Problem ▸
Identify the lines that contain the string "Moody", then copy each of them.

Data in this exercise ▸
────────────────
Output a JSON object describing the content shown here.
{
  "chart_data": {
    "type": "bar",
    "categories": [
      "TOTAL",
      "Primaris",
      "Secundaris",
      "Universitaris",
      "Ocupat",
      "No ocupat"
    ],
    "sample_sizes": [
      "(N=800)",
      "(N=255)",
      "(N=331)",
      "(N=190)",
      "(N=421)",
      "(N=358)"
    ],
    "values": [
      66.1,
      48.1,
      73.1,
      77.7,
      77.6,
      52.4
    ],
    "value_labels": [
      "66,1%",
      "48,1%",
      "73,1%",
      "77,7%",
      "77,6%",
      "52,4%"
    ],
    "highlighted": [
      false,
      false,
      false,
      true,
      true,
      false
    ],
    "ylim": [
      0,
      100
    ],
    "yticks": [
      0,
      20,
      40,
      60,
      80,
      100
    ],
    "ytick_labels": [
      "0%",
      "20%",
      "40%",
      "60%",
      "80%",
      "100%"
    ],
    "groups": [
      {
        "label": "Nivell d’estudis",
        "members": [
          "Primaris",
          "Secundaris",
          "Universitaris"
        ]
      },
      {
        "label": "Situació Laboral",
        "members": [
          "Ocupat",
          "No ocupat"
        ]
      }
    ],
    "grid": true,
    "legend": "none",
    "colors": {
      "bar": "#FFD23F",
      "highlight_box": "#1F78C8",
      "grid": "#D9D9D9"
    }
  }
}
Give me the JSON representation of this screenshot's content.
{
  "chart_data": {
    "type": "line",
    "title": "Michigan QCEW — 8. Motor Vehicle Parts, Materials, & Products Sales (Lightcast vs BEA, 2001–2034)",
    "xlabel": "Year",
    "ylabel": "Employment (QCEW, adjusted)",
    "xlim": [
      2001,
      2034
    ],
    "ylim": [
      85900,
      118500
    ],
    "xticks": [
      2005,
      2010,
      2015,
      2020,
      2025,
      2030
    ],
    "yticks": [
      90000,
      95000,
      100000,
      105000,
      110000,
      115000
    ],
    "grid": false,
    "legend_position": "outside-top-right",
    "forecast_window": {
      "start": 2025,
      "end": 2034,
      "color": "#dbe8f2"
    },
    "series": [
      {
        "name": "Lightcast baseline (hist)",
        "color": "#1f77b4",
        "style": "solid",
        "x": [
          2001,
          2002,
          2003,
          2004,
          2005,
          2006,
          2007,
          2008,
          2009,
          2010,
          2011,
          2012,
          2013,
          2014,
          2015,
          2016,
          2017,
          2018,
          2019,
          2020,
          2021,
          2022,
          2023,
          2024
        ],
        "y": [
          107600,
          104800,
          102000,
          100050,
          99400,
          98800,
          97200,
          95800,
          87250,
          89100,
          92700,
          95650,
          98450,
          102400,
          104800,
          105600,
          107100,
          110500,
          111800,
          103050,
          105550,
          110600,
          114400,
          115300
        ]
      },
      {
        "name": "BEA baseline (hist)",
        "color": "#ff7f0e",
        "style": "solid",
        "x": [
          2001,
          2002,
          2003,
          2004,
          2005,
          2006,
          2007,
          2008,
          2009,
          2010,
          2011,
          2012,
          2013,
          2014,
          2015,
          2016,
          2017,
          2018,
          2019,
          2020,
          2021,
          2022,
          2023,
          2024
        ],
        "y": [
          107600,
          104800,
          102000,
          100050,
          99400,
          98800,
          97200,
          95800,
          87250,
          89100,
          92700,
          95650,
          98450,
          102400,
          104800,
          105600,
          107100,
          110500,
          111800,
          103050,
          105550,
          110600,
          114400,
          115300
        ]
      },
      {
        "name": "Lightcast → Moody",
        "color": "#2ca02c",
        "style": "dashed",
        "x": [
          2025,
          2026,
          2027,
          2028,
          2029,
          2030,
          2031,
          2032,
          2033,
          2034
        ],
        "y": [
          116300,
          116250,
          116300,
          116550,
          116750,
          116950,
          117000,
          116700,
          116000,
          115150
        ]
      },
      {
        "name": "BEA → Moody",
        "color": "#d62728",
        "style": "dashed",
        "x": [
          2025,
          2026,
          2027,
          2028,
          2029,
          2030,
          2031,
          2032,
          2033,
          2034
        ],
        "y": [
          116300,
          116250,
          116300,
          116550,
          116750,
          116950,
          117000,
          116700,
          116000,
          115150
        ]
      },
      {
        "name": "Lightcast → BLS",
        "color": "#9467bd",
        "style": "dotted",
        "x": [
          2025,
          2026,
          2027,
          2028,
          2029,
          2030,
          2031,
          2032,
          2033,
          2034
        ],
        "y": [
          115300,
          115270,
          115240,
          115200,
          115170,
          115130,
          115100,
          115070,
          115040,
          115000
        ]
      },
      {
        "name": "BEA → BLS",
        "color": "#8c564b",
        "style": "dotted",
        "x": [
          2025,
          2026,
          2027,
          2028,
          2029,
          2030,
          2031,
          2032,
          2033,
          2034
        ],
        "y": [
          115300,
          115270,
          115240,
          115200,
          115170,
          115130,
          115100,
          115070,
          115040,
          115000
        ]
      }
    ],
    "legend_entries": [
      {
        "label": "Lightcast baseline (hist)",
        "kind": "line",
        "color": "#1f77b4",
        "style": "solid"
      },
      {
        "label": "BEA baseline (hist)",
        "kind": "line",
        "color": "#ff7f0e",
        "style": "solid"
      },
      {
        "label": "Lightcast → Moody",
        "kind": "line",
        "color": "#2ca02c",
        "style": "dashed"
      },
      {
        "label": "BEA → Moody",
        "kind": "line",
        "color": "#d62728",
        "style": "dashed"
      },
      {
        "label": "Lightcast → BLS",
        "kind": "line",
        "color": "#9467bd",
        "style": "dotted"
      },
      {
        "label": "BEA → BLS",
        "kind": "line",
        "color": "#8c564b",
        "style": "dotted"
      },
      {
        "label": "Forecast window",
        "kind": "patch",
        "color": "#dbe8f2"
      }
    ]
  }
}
────────────────
Answer to this exercise ▸
        "name": "Lightcast → Moody",
        "name": "BEA → Moody",
        "label": "Lightcast → Moody",
        "label": "BEA → Moody",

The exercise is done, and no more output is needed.